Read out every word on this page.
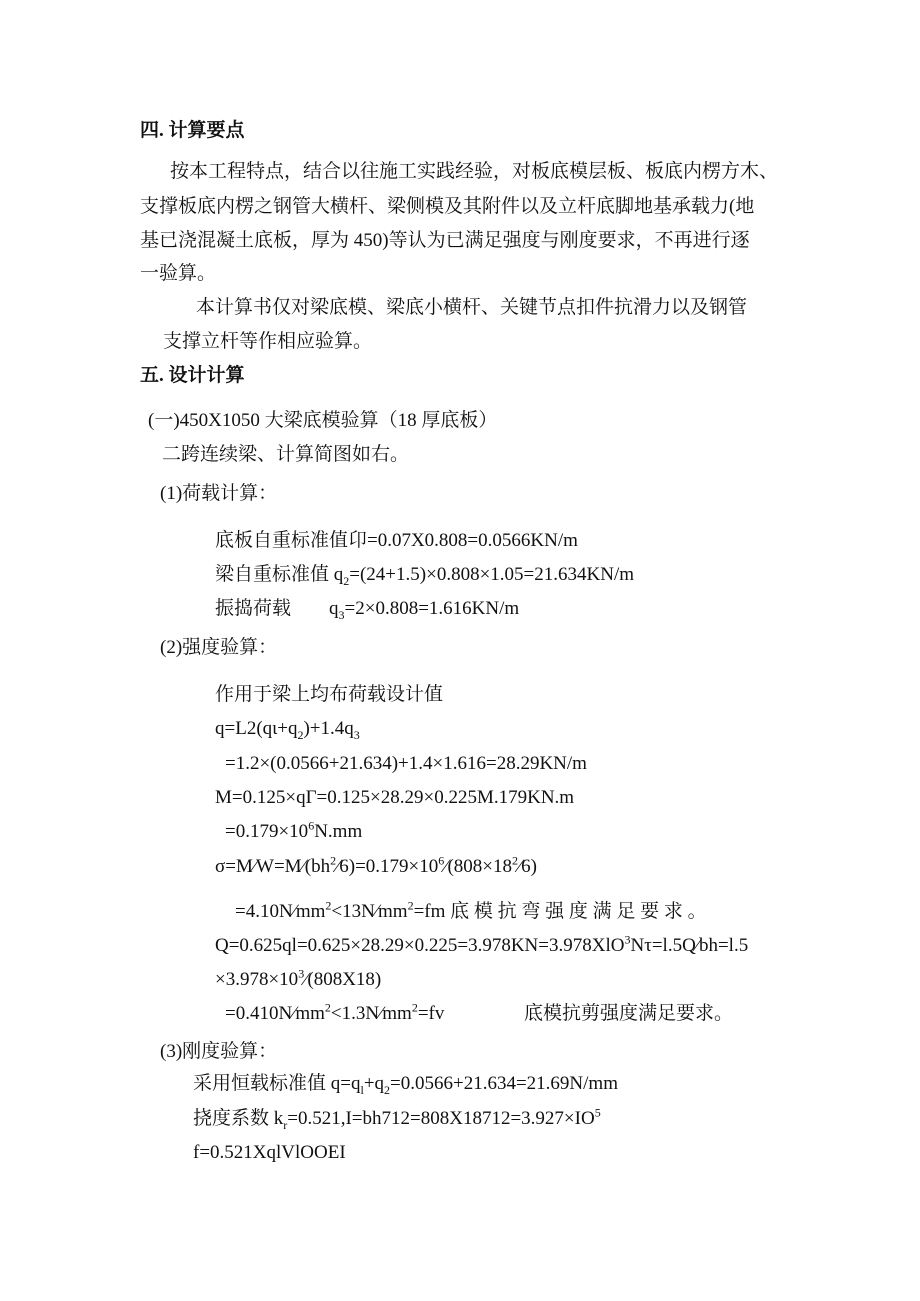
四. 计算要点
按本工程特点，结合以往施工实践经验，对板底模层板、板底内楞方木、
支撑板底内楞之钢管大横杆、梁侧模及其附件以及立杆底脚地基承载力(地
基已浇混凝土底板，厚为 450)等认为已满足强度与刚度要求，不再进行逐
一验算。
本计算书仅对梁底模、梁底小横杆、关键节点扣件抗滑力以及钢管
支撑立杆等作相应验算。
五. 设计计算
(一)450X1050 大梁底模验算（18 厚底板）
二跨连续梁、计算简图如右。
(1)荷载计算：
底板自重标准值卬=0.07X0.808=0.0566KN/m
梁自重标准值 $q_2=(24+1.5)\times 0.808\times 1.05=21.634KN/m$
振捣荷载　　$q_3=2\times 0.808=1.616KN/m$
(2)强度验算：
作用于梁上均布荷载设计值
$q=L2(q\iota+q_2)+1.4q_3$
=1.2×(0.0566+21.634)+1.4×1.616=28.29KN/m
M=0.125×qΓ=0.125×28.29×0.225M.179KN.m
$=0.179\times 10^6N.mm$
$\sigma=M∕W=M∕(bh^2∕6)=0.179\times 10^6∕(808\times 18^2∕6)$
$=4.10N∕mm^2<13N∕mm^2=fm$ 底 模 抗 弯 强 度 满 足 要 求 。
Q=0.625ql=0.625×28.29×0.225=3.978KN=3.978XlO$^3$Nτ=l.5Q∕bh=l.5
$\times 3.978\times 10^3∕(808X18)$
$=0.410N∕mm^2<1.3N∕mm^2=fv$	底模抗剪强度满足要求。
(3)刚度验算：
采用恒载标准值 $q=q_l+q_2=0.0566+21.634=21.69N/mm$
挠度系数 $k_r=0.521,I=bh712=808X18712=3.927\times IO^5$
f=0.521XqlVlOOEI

++++++++

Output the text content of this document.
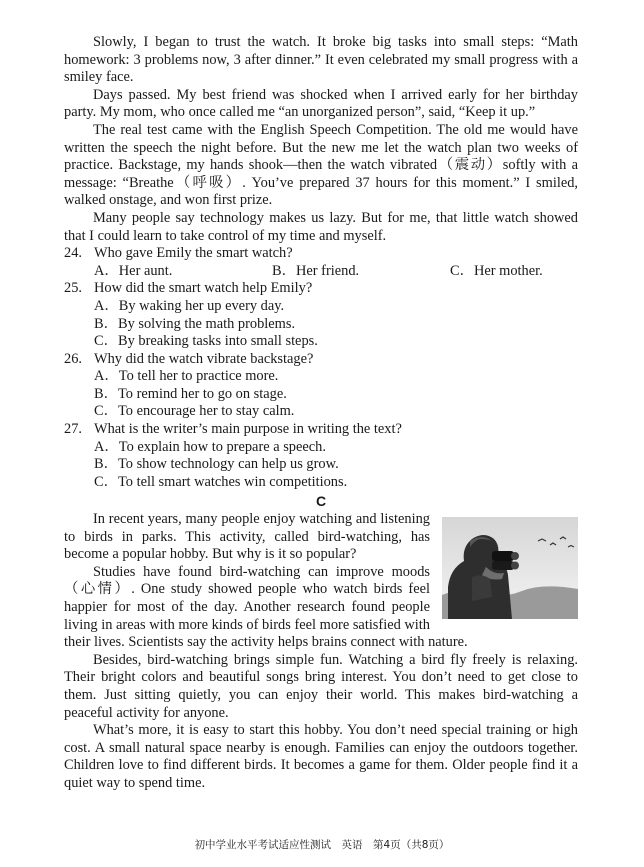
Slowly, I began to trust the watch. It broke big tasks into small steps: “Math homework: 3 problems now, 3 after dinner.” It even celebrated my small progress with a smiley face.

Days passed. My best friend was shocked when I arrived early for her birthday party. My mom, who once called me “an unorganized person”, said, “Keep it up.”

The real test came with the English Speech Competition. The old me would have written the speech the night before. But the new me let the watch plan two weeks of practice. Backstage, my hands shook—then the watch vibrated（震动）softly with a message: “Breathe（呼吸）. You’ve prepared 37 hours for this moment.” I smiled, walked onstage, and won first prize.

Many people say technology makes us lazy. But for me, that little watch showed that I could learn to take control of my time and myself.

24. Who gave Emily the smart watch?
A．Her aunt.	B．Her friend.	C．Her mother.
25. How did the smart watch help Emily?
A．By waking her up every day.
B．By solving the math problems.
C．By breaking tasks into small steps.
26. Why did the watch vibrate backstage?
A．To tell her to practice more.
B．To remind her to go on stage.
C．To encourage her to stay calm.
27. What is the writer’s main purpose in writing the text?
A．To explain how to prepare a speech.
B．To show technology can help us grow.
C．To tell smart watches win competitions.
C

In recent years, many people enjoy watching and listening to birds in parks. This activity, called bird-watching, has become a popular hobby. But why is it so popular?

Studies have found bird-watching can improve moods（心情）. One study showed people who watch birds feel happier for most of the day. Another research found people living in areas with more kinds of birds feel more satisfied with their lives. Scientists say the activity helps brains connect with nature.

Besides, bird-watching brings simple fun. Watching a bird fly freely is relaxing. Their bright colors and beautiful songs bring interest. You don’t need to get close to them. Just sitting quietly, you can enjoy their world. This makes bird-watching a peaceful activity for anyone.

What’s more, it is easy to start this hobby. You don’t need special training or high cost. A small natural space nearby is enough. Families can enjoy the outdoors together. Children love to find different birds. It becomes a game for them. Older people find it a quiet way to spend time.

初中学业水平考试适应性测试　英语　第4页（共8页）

++++++++

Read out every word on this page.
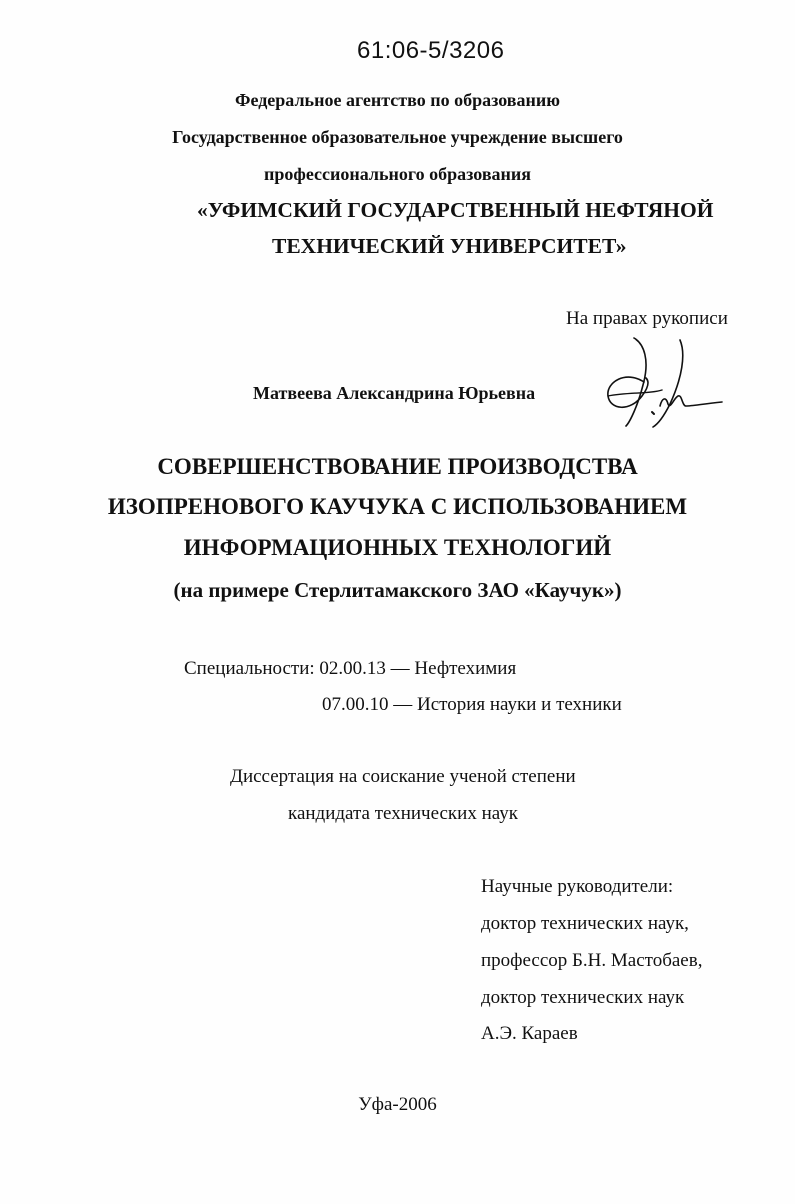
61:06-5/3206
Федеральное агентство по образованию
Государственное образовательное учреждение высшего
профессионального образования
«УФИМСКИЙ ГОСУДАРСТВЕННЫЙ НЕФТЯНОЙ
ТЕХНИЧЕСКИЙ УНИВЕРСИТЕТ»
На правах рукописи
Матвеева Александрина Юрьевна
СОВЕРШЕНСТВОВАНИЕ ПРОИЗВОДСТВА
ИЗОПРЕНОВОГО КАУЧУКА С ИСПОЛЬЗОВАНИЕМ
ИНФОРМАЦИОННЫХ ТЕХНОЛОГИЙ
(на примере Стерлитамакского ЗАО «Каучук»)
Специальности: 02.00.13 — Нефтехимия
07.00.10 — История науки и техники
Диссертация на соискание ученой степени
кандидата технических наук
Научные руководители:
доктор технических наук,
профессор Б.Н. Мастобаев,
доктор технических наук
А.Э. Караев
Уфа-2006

++++++++

**STATED PROBLEM**
From the listing above, copy all lines holding the word "доктор".

**OUTPUT BELOW**
доктор технических наук,
доктор технических наук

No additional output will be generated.